WRITTEN INSTRUCTION A
Transcribe the passage of the notes on neural networks as Gaussian processes, starting with "Guo, Mengwu. A" and going on through "is the output.".

SOURCE DOCUMENT
— begin —
Neural Networks as Gaussian Processes

Theory and Insights from Guo (2021) and Lee et al. (2018)

Jongeun Choi
School of Mechanical Engineering, Yonsei University

References

Radford M. Neal. Priors for infinite networks (tech. rep. no. crg-tr-94-1). University of Toronto, 1994a
Christopher KI Williams. Computing with infinite networks. In Advances in neural information processing systems, pp. 295–301, 1997.
Guo, Mengwu. A brief note on understanding neural networks as Gaussian processes. arXiv preprint arXiv:2107.11892 (2021).
Lee, Jaehoon, Yasaman Bahri, Roman Novak, Samuel S. Schoenholz, Jeffrey Pennington, and Jascha Sohl-Dickstein. Deep neural networks as Gaussian processes. ICLR 2018.

Fully Connected Deep Neural Network

Consider an \(L\)-layer fully-connected neural network:

\[ \begin{aligned} & z_i^{[\ell]}(x) = \sum_{j=1}^{N_{\ell-1}} W_{ij}^{[\ell]} x_j^{[\ell-1]}(x), \\ & x_i^{[\ell]}(x) = \phi(z_i^{[\ell]}(x) + b_i^{[\ell]}), \\ & y_i(x) = z_i^{[L+1]}(x) = \sum_{j=1}^{N_L} W_{ij}^{[L+1]} x_j^{[L]}(x), \end{aligned} \] where \(x^{[0]} = x\) is the input, and \(y(x)\) is the output.

Fully-Connected Neural Network architecture.

Classical NN Training Objective

A multi-layer neural network is commonly trained by minimizing the following loss:

(W, b) = \arg\min_{W,b} \left\{ \frac{1}{M} \sum_{m=1}^M \left\| y^{(m)} - f^{\mathrm{NN}}(x^{(m)}; W, b) \right\|_2^2 + \lambda \| W \|_2^2 \right\}

First term: Mean Squared Error over \(M\) data points.
Second term: \(L_2\) regularization (weight decay) with penalty \(\lambda \ge 0\).

In contrast, an infinite-width network--NNGP does not require explicit training, and instead, Bayesian inference is performed directly using its equivalent GP.

Random Initialization

Assume:

First layer weights and biases: \((w_i^{[1]}, b_i^{[1]}) \sim \pi\) are independent and identically distributed (i.i.d) with respect to \(i\) and \(w_i^{[1]}\)
For \(\ell \ge 2\), all the other weights and biases are independently drawn;

W_{ij}^{[\ell]} \overset{\text{i.i.d.}}{\sim} \mathcal{N}\left(\frac{\mu_w^{[\ell]}}{N_{\ell-1}}, \frac{\sigma_w^{2[\ell]}}{N_{\ell-1}}\right), \quad b_i^{[\ell]} \overset{\text{i.i.d.}}{\sim} \mathcal{N}(\mu_b^{[\ell]}, \sigma_b^{2[\ell]})

Infinite-width: \(N_{\ell} \to \infty\)

From Neural Networks to Gaussian Processes

At infinite width, each pre-activation \(z_i^{[\ell]}(x)\) is Gaussian by the Central Limit Theorem.
— end —
Data listing
— begin —
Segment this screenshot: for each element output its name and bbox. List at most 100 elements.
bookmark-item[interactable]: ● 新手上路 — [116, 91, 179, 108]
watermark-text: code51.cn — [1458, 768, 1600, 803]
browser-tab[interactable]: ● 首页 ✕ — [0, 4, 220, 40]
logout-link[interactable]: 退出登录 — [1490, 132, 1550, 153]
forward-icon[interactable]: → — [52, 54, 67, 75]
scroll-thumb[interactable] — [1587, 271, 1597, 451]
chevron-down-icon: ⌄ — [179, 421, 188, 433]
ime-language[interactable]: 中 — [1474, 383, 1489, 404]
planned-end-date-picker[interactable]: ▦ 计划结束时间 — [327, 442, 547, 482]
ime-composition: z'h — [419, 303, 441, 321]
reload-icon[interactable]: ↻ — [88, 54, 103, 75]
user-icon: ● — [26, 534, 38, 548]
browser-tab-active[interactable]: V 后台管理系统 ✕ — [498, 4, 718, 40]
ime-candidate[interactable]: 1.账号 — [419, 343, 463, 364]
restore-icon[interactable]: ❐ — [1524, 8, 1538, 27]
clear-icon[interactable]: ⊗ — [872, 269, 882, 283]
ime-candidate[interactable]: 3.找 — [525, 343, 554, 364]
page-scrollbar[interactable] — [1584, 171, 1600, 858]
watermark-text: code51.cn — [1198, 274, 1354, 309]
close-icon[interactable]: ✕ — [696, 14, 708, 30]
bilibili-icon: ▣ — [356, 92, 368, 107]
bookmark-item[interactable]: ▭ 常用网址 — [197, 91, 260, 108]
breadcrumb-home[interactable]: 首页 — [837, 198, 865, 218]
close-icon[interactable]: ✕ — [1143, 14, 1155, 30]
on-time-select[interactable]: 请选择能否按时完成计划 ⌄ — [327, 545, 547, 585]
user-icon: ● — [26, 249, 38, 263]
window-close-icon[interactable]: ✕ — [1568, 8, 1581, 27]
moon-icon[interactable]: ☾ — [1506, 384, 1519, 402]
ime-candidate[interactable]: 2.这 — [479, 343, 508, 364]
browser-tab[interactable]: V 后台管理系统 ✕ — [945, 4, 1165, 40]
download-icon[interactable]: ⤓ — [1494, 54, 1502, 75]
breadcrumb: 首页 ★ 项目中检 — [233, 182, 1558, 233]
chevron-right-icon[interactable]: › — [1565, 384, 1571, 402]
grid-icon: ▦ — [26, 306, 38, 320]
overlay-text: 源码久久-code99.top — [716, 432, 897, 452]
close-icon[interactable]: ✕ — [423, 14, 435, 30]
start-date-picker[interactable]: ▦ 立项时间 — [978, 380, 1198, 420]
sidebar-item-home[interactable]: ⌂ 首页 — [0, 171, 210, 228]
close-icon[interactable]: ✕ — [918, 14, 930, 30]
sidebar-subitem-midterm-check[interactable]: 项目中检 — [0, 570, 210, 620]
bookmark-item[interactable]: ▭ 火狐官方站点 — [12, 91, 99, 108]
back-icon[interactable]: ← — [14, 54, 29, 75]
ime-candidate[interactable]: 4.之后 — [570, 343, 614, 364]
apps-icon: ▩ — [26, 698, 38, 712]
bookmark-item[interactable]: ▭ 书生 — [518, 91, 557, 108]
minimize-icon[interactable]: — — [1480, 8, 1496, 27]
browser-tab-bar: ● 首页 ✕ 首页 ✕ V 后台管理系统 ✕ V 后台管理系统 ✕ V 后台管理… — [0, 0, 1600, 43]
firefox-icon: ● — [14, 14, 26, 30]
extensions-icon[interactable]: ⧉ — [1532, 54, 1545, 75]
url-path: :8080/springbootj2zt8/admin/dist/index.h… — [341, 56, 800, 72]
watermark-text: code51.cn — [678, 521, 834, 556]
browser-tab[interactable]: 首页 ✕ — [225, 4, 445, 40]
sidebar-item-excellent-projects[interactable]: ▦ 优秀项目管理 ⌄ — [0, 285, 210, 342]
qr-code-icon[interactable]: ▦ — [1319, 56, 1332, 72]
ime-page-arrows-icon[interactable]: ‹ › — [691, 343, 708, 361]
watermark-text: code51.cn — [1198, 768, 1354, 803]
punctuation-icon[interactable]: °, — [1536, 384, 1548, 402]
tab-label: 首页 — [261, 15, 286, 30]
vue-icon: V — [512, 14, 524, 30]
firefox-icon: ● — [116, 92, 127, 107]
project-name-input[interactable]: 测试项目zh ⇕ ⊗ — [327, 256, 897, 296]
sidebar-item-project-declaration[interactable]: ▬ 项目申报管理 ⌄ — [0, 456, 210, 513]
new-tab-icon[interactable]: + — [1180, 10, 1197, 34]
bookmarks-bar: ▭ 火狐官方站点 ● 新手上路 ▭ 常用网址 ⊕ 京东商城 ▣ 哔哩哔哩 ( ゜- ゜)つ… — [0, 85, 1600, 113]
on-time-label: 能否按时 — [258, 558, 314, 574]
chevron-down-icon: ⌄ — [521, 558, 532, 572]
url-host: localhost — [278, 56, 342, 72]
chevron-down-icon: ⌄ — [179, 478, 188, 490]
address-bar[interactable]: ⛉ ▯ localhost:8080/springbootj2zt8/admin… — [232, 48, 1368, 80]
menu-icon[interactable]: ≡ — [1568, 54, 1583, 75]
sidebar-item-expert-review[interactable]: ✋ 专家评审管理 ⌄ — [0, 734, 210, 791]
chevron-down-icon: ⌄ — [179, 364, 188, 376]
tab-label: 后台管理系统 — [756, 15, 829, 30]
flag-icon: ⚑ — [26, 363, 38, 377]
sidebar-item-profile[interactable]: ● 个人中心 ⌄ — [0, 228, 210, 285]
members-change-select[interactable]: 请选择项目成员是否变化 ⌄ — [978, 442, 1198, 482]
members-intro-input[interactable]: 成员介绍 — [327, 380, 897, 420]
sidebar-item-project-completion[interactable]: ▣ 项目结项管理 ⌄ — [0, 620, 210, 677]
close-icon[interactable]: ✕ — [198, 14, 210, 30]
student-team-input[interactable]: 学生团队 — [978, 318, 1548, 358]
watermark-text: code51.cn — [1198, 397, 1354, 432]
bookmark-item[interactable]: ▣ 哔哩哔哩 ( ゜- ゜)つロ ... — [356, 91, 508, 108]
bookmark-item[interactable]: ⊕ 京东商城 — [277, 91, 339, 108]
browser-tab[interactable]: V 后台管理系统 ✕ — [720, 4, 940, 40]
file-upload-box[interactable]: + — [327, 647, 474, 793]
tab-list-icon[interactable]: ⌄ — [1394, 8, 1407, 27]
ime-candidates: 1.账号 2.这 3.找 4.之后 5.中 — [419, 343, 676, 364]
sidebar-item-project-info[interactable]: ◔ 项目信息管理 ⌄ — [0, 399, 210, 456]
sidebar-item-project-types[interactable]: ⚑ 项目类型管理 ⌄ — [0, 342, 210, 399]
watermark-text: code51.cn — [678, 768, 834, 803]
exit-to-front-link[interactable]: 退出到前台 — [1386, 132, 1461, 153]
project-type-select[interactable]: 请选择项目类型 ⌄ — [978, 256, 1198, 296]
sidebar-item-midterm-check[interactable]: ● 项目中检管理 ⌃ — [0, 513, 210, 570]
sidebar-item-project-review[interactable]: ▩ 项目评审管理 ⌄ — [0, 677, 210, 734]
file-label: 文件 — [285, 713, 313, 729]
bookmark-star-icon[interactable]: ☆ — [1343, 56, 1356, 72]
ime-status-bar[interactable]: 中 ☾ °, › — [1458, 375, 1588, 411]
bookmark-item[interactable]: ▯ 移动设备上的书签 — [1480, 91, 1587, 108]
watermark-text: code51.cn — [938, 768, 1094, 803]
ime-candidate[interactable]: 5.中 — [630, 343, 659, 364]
— end —
WRITTEN INSTRUCTION B
Rewrite the lines of the listing from its start through the line with "browser-tab[interactable]: ● 首页", replacing "watermark-text" with "watermark-label" and changing nothing else.

TASK RESULT A
Guo, Mengwu. A brief note on understanding neural networks as Gaussian processes. arXiv preprint arXiv:2107.11892 (2021).
Lee, Jaehoon, Yasaman Bahri, Roman Novak, Samuel S. Schoenholz, Jeffrey Pennington, and Jascha Sohl-Dickstein. Deep neural networks as Gaussian processes. ICLR 2018.

Fully Connected Deep Neural Network

Consider an \(L\)-layer fully-connected neural network:

\[ \begin{aligned} & z_i^{[\ell]}(x) = \sum_{j=1}^{N_{\ell-1}} W_{ij}^{[\ell]} x_j^{[\ell-1]}(x), \\ & x_i^{[\ell]}(x) = \phi(z_i^{[\ell]}(x) + b_i^{[\ell]}), \\ & y_i(x) = z_i^{[L+1]}(x) = \sum_{j=1}^{N_L} W_{ij}^{[L+1]} x_j^{[L]}(x), \end{aligned} \] where \(x^{[0]} = x\) is the input, and \(y(x)\) is the output.

TASK RESULT B
Segment this screenshot: for each element output its name and bbox. List at most 100 elements.
bookmark-item[interactable]: ● 新手上路 — [116, 91, 179, 108]
watermark-label: code51.cn — [1458, 768, 1600, 803]
browser-tab[interactable]: ● 首页 ✕ — [0, 4, 220, 40]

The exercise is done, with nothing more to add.